• [Description of the task]
Filter the entries below, keeping every line that has the word "with".

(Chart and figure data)
++++++

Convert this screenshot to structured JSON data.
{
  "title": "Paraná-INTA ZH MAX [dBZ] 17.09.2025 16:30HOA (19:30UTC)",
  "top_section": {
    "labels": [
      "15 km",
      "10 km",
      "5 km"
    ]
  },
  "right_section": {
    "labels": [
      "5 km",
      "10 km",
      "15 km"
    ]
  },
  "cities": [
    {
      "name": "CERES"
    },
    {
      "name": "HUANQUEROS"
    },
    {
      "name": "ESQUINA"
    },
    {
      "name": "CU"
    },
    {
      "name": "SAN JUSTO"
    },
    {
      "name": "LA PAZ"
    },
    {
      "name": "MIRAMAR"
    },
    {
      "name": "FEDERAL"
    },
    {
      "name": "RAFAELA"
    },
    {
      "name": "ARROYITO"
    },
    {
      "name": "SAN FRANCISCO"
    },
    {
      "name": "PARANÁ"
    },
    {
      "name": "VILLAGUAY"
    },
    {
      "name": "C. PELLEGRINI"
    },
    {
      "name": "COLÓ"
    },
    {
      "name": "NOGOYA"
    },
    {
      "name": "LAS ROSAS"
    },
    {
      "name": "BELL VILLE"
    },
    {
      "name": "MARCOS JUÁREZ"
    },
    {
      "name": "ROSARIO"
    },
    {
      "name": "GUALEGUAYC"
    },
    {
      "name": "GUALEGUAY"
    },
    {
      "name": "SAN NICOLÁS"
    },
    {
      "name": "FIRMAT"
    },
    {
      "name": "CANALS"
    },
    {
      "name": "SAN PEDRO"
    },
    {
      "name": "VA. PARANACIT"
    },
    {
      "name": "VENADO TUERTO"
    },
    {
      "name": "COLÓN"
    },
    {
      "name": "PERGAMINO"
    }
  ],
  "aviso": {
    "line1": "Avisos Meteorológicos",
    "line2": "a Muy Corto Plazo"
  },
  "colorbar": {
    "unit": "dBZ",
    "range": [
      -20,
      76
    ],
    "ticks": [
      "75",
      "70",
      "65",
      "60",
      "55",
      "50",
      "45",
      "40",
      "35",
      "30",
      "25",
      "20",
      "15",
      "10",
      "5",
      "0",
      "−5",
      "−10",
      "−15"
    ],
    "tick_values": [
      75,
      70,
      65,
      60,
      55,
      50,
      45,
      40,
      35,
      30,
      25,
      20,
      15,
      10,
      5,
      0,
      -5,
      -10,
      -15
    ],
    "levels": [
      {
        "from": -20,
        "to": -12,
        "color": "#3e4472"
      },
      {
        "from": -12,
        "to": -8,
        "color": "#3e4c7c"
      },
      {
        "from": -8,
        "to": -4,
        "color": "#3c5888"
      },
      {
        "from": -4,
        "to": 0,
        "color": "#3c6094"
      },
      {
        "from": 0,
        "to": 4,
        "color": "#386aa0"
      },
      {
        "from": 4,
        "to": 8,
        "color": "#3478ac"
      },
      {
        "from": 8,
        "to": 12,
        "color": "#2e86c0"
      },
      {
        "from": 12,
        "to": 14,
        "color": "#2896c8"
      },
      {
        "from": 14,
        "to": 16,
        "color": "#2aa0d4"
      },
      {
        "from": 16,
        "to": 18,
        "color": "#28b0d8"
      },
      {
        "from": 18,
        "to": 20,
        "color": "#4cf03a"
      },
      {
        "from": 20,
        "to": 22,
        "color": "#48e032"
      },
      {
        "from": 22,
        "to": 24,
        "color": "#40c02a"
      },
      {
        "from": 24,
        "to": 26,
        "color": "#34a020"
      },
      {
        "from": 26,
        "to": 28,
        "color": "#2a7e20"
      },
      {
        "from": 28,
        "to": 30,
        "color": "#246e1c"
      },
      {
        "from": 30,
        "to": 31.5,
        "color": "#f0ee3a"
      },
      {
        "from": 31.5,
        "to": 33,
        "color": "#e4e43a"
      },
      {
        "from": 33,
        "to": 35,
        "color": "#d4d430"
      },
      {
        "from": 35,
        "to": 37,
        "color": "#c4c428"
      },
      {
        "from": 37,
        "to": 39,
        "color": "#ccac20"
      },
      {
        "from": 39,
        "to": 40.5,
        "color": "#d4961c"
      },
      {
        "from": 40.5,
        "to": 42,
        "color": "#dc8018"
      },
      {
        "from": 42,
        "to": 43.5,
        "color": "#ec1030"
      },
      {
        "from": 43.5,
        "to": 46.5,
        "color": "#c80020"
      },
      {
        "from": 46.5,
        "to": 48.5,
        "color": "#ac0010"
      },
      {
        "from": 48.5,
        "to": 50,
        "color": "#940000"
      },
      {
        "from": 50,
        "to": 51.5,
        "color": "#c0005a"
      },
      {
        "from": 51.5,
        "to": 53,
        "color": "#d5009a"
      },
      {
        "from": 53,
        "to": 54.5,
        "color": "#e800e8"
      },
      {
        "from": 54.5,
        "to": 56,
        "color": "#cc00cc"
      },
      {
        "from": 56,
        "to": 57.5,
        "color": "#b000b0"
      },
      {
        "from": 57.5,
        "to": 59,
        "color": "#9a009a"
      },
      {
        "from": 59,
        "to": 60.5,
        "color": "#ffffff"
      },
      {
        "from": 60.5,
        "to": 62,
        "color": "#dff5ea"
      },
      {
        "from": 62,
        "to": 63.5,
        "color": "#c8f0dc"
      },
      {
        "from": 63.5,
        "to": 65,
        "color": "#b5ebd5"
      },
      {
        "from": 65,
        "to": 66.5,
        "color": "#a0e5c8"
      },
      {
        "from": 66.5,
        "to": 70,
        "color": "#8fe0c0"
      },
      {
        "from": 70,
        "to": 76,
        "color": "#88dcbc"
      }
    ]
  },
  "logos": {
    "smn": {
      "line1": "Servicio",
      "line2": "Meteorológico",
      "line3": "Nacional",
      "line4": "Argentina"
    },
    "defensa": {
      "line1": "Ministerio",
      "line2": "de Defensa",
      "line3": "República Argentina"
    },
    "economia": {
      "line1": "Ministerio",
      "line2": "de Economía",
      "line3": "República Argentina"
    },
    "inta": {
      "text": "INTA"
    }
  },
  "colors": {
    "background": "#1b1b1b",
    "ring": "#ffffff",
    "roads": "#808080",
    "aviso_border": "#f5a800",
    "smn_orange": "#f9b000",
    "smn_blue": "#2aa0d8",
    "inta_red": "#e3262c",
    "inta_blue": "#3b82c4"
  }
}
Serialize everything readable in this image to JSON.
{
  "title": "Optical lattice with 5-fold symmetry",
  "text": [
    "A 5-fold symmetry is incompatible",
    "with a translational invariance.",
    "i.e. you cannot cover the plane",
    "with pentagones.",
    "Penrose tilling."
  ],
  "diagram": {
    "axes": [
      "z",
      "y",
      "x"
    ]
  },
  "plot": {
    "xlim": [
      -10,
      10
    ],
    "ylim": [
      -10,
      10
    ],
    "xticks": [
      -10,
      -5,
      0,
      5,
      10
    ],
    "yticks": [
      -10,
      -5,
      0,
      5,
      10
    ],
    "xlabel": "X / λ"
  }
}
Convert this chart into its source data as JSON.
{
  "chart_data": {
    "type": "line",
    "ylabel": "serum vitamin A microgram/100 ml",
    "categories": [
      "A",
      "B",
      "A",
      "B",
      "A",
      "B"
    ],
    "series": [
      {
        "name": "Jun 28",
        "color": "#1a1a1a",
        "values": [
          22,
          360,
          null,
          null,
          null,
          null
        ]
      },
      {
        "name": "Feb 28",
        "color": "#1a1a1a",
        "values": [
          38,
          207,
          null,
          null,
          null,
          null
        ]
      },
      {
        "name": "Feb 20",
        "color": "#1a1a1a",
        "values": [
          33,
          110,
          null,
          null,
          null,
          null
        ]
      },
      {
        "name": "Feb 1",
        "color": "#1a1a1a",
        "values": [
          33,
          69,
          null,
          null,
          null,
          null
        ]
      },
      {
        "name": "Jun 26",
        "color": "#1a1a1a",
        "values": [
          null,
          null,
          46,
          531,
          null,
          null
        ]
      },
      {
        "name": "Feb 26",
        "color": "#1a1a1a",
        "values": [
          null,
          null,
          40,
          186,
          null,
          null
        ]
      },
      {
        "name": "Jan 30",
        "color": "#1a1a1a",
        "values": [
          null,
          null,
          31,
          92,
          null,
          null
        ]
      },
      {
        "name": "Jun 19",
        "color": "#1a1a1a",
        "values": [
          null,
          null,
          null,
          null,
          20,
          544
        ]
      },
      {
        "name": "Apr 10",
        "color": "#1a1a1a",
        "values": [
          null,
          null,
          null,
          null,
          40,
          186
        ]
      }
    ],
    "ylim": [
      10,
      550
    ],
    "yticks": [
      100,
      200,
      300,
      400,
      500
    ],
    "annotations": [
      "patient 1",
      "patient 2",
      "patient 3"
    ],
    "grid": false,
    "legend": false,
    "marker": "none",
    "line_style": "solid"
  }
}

++++++

• [Written reply]
  "title": "Optical lattice with 5-fold symmetry",
    "with a translational invariance.",
    "with pentagones.",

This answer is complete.